Labeled box records:

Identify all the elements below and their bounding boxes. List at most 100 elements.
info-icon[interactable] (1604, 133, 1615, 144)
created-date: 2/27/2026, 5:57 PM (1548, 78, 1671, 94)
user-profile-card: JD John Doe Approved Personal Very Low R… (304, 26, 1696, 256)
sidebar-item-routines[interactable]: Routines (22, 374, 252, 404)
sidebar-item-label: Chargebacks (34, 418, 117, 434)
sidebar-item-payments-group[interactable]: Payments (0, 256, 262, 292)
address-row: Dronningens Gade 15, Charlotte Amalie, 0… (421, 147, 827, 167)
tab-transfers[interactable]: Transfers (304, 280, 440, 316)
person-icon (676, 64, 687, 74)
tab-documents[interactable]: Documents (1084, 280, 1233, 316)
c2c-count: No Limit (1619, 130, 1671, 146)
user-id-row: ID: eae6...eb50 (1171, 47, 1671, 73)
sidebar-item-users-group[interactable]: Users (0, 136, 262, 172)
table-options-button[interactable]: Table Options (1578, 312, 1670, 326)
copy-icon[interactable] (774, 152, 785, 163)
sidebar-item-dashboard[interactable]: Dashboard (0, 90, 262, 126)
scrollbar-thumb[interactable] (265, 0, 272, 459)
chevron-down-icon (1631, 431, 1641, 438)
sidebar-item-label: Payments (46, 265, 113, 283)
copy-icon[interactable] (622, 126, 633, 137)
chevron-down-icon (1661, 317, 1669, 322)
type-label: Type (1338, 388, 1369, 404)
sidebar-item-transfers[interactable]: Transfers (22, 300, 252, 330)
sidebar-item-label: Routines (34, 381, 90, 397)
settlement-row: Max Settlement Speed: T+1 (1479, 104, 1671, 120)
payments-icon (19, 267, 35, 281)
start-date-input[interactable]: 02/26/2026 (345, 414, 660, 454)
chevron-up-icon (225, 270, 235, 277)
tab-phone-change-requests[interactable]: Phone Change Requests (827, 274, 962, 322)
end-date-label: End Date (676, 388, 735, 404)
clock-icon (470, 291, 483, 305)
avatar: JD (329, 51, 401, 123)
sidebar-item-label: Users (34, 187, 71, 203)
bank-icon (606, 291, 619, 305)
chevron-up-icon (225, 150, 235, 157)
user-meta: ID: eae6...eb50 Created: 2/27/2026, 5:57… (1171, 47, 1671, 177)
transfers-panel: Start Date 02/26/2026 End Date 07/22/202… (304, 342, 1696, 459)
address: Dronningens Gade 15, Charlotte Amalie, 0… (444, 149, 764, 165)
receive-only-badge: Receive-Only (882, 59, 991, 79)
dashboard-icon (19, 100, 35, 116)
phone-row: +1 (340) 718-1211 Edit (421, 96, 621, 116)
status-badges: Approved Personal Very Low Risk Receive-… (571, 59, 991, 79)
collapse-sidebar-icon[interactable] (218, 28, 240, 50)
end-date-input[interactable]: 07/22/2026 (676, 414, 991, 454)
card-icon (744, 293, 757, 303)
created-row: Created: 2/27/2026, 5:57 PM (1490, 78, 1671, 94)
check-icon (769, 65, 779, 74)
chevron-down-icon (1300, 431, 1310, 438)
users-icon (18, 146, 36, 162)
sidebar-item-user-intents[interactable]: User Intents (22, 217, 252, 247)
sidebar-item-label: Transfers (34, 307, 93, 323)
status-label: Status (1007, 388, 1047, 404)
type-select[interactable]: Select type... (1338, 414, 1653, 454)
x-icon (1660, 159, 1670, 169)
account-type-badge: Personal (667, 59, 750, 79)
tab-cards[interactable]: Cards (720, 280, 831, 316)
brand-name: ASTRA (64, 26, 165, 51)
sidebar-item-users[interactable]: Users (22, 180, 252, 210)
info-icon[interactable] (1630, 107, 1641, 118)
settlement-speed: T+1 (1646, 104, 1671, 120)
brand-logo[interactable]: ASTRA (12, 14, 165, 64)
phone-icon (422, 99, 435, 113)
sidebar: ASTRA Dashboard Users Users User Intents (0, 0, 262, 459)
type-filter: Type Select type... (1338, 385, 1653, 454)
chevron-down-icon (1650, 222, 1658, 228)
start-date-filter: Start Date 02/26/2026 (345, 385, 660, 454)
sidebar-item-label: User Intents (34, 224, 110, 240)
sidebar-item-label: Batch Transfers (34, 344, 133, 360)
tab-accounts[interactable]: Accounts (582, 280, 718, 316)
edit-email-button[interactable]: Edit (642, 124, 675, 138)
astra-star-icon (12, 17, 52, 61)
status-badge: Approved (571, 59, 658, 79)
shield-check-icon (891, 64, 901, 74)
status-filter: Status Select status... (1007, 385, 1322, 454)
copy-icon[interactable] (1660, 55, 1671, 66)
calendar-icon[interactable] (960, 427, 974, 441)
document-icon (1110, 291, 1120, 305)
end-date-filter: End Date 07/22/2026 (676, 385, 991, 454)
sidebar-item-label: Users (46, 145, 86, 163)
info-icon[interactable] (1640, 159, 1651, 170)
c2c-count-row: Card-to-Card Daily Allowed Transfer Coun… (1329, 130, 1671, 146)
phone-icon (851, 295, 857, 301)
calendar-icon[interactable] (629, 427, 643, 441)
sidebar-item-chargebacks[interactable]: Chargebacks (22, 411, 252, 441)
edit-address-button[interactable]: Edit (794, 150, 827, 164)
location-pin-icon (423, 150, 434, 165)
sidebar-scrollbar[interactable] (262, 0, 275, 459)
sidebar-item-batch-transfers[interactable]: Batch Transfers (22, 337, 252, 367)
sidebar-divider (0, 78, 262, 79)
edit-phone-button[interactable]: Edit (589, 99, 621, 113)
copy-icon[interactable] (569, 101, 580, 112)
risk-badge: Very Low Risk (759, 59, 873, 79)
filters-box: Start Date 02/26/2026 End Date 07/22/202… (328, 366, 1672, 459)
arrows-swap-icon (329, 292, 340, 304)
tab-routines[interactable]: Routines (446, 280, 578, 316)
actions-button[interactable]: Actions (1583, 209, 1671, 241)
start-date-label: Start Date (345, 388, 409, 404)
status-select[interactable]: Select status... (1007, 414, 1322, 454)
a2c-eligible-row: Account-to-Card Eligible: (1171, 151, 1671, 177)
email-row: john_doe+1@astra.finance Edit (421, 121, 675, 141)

*DESCRIPTION OF THE TASK:* How many lines in the records above contain the string "calendar"? Case counts. Reply with the number only.

*TASK RESPONSE:* 2